** begin Information supplied **

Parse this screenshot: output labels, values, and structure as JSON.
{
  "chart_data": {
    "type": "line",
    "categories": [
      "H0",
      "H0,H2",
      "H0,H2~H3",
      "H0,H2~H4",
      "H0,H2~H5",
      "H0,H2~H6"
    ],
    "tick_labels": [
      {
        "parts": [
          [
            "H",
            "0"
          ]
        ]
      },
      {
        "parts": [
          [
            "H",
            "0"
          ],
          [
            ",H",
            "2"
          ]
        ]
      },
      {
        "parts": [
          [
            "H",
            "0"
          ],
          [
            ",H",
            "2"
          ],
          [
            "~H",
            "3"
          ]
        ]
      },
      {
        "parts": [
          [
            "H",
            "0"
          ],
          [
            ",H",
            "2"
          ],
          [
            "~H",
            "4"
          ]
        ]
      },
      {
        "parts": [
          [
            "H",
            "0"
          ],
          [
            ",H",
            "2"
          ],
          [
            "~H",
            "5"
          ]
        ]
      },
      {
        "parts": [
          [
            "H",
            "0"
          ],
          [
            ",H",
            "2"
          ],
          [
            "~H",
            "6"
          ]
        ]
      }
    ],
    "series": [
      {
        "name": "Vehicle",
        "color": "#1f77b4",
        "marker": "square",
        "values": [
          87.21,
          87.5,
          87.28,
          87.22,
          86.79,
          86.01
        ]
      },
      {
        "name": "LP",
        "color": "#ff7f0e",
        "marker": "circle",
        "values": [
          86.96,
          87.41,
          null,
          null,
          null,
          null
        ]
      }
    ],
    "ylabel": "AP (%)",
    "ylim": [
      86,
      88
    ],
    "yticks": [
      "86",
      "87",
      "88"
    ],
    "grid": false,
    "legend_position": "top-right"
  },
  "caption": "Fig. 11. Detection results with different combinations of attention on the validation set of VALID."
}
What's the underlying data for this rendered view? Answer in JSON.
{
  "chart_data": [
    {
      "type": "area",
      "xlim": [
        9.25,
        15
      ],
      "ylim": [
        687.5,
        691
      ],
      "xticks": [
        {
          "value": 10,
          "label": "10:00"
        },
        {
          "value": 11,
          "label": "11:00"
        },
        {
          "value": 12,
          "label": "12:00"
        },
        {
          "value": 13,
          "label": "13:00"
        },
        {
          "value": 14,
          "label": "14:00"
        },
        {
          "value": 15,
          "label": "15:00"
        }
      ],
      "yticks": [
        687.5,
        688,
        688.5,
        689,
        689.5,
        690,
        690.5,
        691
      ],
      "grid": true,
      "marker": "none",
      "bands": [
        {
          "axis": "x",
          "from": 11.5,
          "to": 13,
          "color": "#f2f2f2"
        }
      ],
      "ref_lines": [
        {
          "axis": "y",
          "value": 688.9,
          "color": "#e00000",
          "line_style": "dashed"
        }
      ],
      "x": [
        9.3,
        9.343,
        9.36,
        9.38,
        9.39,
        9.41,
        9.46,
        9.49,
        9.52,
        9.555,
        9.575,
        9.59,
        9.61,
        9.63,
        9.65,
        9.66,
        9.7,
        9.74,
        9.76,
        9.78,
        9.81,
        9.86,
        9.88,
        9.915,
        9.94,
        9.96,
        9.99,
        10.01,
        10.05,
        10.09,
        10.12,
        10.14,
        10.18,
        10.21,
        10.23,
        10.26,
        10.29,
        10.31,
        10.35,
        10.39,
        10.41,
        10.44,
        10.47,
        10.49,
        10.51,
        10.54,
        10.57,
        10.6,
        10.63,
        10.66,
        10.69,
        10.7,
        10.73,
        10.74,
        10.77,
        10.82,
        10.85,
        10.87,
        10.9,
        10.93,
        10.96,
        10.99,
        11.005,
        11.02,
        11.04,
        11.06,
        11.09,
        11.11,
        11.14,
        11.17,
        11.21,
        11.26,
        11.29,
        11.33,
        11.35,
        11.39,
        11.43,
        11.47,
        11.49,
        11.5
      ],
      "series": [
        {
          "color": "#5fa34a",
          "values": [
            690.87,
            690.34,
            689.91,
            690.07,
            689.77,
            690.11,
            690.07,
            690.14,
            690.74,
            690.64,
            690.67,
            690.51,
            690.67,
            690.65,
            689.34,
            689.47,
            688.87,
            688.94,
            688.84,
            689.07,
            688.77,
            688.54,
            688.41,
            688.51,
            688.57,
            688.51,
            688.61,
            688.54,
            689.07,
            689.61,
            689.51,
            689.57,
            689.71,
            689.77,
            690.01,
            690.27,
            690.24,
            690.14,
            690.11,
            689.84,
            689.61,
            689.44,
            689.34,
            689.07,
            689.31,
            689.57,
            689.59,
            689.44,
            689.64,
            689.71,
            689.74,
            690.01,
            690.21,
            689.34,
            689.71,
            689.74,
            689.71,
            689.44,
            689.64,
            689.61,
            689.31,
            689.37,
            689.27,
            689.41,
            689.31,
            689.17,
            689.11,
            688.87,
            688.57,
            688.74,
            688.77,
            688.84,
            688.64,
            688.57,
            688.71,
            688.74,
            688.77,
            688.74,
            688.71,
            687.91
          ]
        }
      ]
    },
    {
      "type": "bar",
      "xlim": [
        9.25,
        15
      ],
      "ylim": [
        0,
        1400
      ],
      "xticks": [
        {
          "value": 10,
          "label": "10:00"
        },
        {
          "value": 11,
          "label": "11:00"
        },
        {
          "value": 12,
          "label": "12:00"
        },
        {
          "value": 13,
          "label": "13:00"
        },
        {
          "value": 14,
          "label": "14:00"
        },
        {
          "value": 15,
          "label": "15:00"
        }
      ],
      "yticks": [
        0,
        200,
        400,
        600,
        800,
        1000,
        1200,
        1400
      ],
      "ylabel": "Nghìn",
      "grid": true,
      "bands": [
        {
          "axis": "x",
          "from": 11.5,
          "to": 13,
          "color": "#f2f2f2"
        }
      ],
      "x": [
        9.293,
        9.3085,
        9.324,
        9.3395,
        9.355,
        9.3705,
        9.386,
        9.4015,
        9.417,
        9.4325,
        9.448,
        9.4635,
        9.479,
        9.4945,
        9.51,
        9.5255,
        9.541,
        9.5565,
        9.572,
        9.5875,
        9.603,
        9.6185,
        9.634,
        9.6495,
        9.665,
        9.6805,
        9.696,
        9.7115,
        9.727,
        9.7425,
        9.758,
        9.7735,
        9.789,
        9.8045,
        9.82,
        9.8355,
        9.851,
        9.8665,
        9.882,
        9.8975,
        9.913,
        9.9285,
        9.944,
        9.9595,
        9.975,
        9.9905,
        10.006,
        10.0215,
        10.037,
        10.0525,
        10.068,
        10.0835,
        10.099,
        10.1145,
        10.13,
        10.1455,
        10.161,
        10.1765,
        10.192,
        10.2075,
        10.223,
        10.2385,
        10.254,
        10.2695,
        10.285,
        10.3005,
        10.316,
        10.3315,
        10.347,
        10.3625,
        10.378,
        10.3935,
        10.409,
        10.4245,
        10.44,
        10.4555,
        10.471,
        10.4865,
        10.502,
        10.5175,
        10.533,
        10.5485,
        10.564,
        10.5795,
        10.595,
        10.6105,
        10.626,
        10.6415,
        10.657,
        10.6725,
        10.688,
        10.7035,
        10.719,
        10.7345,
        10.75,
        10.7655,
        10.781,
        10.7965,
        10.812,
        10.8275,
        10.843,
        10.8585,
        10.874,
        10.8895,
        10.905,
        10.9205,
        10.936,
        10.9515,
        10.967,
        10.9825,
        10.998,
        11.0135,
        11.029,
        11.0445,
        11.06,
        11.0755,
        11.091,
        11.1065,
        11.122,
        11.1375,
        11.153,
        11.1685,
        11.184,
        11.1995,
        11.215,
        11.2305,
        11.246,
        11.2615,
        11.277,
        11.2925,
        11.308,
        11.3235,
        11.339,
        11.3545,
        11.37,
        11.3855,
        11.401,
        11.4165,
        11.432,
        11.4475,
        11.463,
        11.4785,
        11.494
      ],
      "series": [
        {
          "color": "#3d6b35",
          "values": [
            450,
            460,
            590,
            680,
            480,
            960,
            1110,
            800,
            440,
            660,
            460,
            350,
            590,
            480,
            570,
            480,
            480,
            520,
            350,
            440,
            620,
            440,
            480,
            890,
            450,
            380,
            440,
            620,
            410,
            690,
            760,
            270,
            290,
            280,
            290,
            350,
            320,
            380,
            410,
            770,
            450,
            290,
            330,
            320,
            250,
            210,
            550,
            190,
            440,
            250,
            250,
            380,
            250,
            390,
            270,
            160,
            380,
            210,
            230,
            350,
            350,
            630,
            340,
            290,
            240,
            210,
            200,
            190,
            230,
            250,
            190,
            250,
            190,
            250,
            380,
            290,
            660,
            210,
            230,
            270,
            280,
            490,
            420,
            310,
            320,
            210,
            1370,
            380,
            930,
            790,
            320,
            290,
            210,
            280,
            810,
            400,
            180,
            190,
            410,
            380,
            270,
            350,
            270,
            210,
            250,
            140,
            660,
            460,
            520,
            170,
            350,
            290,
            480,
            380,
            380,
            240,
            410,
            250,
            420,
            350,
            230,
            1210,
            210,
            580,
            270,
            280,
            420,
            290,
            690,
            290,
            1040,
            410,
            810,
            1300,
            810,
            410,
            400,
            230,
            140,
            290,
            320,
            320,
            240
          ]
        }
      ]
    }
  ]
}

** end Information supplied **

▶ **Exercise requirements**
Copy out every line in the listing where the word "marker" appears.

▶ **Full response**
        "marker": "square",
        "marker": "circle",
      "marker": "none",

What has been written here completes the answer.